* **TASK DESCRIPTION**
Find the string "Montant" in the listing and report every line that has it.

|---|

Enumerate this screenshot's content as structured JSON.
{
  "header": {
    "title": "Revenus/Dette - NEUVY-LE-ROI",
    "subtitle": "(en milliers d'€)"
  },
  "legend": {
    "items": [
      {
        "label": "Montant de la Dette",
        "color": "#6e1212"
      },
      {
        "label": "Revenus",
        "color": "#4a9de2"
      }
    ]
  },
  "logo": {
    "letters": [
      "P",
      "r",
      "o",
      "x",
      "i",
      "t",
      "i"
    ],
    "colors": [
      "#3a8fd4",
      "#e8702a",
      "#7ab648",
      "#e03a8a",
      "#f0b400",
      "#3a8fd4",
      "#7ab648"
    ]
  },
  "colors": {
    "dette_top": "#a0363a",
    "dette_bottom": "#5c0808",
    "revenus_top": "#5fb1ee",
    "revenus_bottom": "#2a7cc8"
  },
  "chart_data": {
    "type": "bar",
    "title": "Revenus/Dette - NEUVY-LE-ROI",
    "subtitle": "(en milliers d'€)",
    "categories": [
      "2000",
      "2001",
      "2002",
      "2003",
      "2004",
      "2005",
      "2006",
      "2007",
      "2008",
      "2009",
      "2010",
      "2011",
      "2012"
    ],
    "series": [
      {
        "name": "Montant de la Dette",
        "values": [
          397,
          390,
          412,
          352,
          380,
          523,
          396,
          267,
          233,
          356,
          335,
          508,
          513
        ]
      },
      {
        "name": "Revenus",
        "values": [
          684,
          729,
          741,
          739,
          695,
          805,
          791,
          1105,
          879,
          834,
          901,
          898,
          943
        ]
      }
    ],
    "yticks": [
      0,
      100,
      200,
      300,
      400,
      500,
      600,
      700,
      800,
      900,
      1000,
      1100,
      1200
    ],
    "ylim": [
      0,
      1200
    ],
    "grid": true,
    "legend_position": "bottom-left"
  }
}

|---|

* **REPLY TO THE EXERCISE**
        "label": "Montant de la Dette",
        "name": "Montant de la Dette",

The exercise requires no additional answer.